Short task:
Check each line of the listing, and copy it if it contains the word "اراک".

↓

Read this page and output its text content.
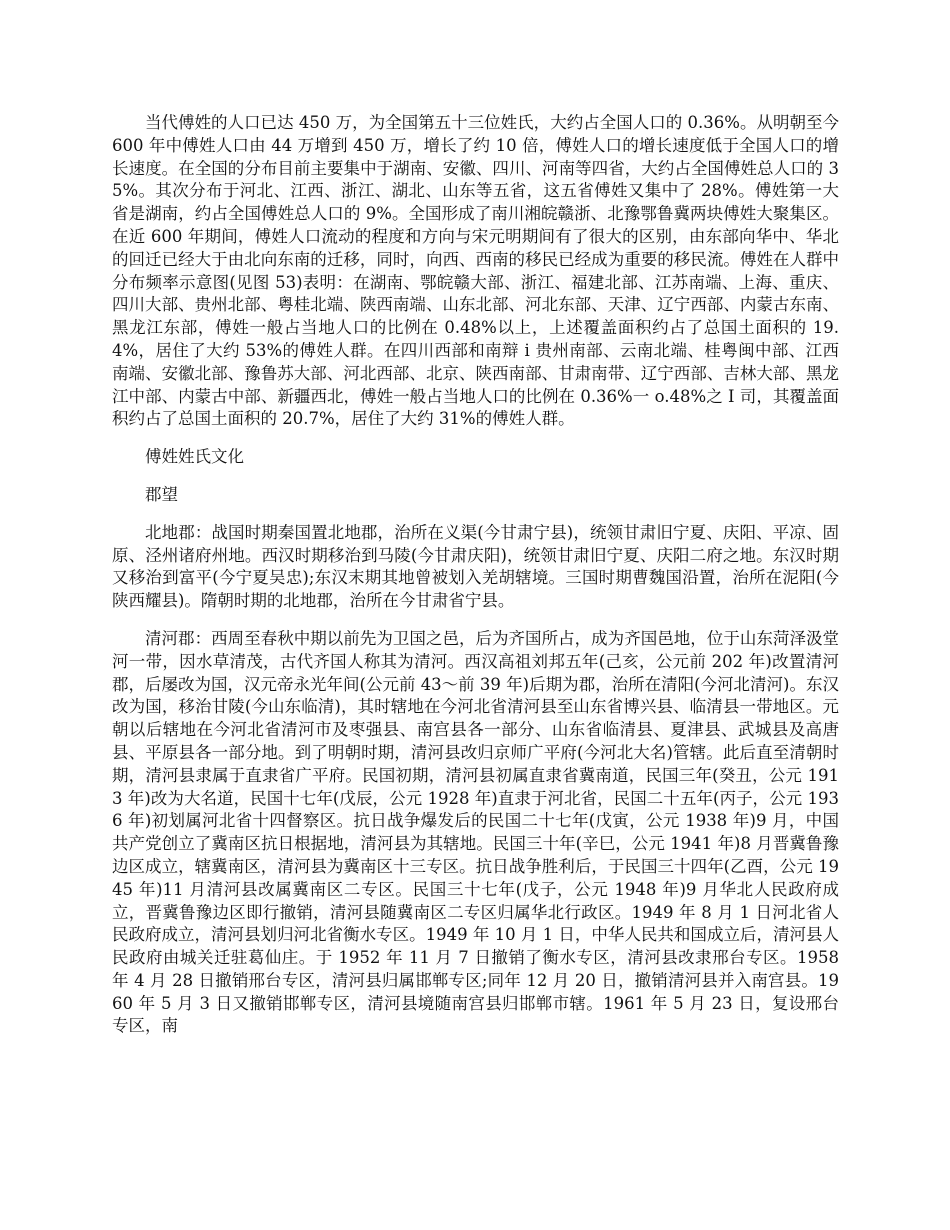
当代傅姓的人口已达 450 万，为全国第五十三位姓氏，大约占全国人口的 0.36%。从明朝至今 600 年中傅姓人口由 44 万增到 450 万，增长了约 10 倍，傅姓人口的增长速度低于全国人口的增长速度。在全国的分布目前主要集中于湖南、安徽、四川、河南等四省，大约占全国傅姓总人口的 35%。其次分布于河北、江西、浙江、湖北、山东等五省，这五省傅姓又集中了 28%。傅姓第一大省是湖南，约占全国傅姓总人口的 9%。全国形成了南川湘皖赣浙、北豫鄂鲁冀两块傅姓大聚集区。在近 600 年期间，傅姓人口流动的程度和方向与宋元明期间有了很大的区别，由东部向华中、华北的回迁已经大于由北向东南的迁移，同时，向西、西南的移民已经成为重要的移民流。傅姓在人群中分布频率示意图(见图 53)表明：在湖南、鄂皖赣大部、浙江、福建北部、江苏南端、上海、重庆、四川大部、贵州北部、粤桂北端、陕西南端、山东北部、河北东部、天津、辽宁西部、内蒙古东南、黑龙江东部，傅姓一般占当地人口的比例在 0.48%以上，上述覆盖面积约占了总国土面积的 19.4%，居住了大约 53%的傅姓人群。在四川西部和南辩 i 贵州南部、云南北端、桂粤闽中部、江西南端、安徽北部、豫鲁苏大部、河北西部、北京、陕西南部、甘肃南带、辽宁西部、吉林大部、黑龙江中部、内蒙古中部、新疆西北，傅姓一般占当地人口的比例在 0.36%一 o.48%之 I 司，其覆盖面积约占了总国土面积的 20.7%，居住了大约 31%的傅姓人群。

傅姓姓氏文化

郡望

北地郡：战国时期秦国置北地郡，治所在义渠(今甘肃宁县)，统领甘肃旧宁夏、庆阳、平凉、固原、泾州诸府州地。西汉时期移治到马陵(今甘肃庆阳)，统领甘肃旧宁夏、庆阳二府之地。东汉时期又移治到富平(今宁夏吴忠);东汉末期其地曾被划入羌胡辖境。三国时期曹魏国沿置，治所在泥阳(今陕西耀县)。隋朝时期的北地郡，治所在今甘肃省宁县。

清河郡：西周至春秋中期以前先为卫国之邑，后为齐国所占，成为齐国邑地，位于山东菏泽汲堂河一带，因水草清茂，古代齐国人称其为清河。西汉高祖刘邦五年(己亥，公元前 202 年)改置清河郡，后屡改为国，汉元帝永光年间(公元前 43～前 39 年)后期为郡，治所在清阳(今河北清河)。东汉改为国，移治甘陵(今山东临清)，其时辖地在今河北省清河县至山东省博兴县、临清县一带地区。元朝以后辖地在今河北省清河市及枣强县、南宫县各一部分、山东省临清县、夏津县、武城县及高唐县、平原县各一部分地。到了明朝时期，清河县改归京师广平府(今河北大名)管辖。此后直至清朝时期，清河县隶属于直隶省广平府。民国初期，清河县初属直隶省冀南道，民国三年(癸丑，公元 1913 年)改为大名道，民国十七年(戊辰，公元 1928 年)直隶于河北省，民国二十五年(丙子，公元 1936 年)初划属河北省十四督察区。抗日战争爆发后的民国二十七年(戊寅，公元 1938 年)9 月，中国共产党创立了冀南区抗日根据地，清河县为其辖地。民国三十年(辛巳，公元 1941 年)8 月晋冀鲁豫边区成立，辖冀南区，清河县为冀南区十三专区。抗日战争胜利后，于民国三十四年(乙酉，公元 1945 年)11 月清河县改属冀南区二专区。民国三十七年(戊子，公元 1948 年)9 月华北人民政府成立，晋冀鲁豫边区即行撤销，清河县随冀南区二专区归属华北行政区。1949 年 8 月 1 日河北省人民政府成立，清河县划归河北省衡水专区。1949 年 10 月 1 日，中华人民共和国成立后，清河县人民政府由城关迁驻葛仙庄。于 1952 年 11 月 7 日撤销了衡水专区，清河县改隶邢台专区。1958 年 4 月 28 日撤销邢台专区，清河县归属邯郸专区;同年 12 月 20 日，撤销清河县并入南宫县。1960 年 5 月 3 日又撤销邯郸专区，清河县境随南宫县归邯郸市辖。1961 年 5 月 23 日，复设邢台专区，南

↑
↓

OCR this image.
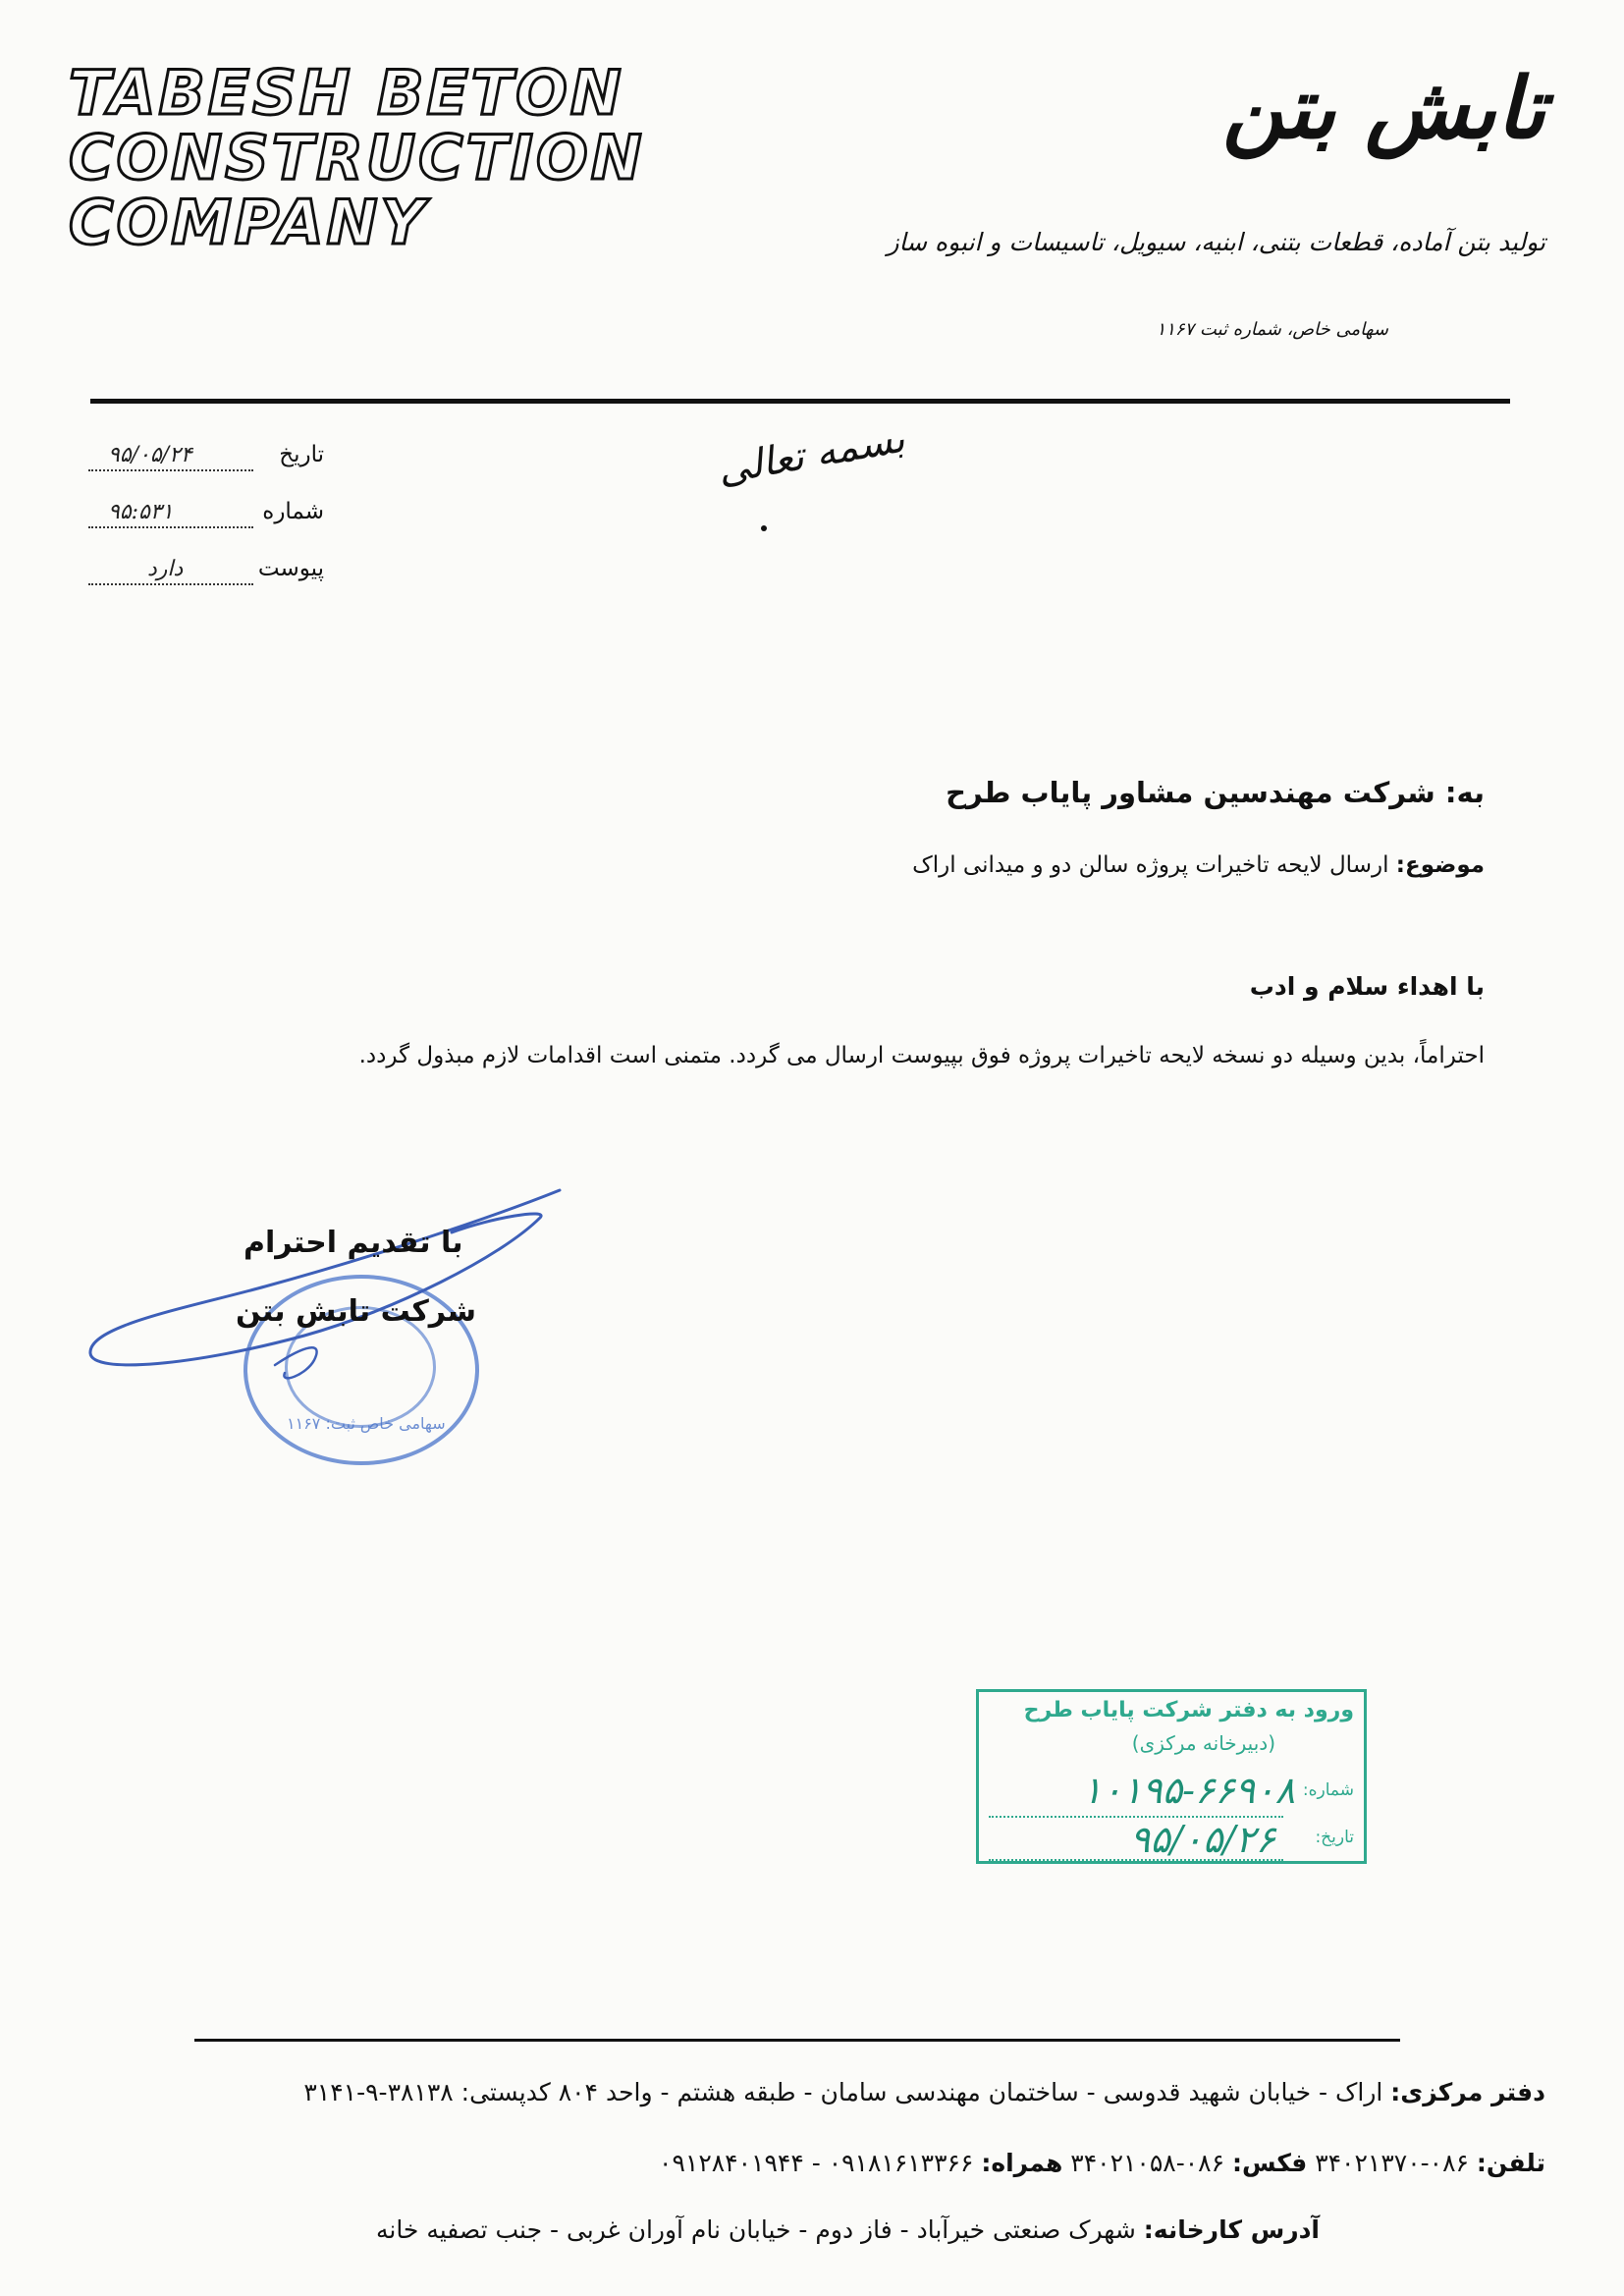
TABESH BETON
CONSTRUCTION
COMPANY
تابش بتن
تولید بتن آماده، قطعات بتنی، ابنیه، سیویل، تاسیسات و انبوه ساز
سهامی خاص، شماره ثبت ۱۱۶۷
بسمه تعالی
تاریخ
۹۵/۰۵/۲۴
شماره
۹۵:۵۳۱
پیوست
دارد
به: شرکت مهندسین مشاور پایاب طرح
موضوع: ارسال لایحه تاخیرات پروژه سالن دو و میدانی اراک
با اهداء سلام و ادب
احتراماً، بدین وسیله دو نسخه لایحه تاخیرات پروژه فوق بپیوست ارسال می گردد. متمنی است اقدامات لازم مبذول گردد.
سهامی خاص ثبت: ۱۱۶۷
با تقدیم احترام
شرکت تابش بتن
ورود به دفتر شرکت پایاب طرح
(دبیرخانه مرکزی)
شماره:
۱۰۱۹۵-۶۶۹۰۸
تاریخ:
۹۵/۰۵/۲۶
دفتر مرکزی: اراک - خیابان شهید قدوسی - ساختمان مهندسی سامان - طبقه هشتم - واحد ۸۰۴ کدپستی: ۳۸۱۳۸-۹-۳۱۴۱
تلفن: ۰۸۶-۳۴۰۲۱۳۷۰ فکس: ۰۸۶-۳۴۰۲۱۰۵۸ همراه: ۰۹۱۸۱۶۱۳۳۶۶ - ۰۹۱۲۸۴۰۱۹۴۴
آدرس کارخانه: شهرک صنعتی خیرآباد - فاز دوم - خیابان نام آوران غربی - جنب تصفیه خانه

↑

Complete output:
موضوع: ارسال لایحه تاخیرات پروژه سالن دو و میدانی اراک
دفتر مرکزی: اراک - خیابان شهید قدوسی - ساختمان مهندسی سامان - طبقه هشتم - واحد ۸۰۴ کدپستی: ۳۸۱۳۸-۹-۳۱۴۱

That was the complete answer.